Below are records; count the lines in them that hold "מגיע" and give only the count.

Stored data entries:
= = = =
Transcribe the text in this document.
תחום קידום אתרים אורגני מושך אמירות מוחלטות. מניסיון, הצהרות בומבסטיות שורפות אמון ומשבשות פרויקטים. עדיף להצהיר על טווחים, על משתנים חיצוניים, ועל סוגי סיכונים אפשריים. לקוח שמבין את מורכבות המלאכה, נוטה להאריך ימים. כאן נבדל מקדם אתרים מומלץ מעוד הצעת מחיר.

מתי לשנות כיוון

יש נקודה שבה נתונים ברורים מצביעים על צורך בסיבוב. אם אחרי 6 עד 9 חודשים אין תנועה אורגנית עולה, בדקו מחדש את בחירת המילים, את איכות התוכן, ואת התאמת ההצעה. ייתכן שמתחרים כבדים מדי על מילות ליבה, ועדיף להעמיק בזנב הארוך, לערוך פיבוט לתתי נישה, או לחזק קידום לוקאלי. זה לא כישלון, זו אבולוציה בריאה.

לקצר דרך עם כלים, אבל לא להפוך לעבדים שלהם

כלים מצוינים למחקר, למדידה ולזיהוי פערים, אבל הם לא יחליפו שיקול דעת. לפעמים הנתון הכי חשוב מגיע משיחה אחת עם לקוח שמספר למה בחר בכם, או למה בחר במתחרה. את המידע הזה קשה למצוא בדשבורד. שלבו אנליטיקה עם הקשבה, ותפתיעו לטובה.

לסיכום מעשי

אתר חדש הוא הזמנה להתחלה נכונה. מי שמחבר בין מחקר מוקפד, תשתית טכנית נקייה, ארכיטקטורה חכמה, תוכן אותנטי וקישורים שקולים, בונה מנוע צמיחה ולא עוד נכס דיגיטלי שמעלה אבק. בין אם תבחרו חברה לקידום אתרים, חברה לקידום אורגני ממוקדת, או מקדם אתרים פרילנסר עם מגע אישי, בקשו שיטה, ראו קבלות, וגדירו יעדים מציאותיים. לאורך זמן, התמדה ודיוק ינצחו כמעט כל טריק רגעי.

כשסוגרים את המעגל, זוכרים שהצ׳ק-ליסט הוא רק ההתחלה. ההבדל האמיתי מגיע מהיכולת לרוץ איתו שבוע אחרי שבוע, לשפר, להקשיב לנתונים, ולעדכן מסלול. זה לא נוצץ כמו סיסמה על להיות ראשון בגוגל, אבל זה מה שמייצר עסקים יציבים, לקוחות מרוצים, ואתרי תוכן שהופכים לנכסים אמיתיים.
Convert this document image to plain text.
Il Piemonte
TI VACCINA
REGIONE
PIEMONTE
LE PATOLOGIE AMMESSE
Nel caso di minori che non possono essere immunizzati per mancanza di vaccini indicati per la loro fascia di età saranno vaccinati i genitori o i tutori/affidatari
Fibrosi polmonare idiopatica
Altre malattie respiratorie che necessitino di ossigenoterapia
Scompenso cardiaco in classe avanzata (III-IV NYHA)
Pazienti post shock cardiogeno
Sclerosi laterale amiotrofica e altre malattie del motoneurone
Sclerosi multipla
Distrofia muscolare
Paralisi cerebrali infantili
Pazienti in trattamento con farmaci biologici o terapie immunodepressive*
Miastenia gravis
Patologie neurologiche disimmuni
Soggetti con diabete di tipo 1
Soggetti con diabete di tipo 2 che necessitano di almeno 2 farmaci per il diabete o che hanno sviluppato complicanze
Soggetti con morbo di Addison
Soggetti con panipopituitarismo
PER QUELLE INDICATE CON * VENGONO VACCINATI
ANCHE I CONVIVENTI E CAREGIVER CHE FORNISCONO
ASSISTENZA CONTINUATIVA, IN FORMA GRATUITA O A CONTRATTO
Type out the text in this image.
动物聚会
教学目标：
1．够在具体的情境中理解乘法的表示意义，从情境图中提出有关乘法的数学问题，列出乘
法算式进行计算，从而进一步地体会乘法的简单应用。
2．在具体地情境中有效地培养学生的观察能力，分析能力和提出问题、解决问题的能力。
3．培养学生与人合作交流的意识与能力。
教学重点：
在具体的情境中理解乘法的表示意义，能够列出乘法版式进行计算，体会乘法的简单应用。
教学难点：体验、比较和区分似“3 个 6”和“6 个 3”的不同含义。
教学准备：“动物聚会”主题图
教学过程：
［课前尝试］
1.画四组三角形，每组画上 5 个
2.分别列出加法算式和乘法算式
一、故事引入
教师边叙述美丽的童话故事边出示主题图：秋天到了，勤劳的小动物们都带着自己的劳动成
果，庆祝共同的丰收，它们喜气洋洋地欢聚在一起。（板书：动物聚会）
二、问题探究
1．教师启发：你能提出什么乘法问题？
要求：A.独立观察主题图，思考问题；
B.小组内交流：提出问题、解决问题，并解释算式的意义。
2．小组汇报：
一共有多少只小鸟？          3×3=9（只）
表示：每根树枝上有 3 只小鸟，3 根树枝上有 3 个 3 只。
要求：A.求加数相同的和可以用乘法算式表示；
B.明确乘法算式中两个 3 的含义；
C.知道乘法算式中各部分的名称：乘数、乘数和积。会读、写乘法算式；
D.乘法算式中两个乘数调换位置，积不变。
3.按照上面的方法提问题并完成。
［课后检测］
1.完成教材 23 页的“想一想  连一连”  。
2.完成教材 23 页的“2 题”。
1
= = = =
■ The output: 2